Do this
Pick out the lines in the listing below that contain the word "dniu" and copy them.

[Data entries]
※

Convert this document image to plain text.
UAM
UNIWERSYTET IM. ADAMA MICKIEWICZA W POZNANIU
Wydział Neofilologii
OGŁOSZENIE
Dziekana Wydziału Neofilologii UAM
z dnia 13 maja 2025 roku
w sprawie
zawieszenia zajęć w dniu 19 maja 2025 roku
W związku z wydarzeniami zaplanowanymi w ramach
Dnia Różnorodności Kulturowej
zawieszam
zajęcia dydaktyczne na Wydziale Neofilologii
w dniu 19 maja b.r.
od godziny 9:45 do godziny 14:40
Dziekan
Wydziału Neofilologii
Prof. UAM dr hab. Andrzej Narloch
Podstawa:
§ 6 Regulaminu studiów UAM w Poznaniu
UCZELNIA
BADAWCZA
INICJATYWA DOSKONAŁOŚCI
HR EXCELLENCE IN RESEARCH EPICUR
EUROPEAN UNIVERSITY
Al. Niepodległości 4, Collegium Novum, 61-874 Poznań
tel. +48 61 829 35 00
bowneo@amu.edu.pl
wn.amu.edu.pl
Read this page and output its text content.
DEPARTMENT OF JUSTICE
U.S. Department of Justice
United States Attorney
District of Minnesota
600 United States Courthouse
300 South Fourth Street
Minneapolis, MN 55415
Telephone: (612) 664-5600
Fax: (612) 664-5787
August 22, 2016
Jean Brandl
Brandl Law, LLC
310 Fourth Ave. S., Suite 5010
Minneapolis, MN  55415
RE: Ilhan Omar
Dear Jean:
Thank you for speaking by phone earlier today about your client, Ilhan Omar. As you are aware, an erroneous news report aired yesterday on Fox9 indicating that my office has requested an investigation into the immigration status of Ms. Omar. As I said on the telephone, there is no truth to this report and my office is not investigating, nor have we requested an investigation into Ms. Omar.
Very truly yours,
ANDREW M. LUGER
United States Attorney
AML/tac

※

Answer to the task
zawieszenia zajęć w dniu 19 maja 2025 roku
w dniu 19 maja b.r.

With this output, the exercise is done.